=== Dataset rows ===
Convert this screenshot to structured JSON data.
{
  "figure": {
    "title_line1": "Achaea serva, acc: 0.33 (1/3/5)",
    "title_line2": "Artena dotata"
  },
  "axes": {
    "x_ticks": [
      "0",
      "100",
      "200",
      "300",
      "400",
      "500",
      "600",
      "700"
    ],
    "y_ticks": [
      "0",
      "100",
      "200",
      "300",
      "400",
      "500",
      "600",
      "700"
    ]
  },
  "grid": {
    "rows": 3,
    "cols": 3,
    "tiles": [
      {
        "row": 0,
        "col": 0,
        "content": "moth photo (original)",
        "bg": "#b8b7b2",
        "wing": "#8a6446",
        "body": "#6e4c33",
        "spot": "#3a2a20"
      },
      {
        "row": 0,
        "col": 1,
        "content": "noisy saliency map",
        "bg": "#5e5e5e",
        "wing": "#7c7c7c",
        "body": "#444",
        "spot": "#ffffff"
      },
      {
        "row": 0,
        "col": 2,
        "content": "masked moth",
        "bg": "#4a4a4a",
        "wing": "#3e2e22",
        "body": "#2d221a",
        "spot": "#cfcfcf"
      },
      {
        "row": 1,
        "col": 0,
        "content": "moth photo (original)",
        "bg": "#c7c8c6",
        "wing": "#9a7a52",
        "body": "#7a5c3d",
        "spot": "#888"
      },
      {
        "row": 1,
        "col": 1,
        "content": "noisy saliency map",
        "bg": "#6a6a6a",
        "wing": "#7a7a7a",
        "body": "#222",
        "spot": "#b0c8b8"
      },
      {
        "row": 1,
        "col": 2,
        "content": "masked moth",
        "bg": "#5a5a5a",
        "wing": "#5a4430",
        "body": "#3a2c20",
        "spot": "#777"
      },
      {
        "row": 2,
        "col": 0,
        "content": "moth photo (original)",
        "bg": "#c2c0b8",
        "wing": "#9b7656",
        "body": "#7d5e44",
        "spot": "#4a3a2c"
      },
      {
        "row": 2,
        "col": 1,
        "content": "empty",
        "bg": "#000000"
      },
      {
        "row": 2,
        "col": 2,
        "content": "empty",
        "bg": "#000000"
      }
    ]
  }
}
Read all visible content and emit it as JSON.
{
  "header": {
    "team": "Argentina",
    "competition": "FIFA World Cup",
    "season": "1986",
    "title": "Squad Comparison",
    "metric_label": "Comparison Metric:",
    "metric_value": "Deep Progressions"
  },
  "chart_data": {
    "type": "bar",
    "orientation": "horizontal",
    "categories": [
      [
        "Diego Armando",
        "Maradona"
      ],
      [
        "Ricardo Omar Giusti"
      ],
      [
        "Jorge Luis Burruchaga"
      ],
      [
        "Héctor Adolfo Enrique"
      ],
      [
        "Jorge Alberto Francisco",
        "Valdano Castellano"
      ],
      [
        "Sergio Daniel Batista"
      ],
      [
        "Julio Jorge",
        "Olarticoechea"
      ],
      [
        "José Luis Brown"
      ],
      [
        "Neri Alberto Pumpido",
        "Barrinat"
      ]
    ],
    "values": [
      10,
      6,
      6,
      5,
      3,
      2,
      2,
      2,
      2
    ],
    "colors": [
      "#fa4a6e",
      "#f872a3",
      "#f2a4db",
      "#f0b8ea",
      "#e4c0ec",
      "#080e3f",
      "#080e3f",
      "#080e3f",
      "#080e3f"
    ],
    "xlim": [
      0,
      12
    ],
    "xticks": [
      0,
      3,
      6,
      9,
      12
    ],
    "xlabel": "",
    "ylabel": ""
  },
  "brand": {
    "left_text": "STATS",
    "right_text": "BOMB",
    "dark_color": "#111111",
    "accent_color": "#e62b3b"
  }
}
===
Required task:
Give the lines from the one containing "Read all visible content and emit it as JSON." through the end of the entries again, exactly as written and with no other lines.

Worked solution:
Read all visible content and emit it as JSON.
{
  "header": {
    "team": "Argentina",
    "competition": "FIFA World Cup",
    "season": "1986",
    "title": "Squad Comparison",
    "metric_label": "Comparison Metric:",
    "metric_value": "Deep Progressions"
  },
  "chart_data": {
    "type": "bar",
    "orientation": "horizontal",
    "categories": [
      [
        "Diego Armando",
        "Maradona"
      ],
      [
        "Ricardo Omar Giusti"
      ],
      [
        "Jorge Luis Burruchaga"
      ],
      [
        "Héctor Adolfo Enrique"
      ],
      [
        "Jorge Alberto Francisco",
        "Valdano Castellano"
      ],
      [
        "Sergio Daniel Batista"
      ],
      [
        "Julio Jorge",
        "Olarticoechea"
      ],
      [
        "José Luis Brown"
      ],
      [
        "Neri Alberto Pumpido",
        "Barrinat"
      ]
    ],
    "values": [
      10,
      6,
      6,
      5,
      3,
      2,
      2,
      2,
      2
    ],
    "colors": [
      "#fa4a6e",
      "#f872a3",
      "#f2a4db",
      "#f0b8ea",
      "#e4c0ec",
      "#080e3f",
      "#080e3f",
      "#080e3f",
      "#080e3f"
    ],
    "xlim": [
      0,
      12
    ],
    "xticks": [
      0,
      3,
      6,
      9,
      12
    ],
    "xlabel": "",
    "ylabel": ""
  },
  "brand": {
    "left_text": "STATS",
    "right_text": "BOMB",
    "dark_color": "#111111",
    "accent_color": "#e62b3b"
  }
}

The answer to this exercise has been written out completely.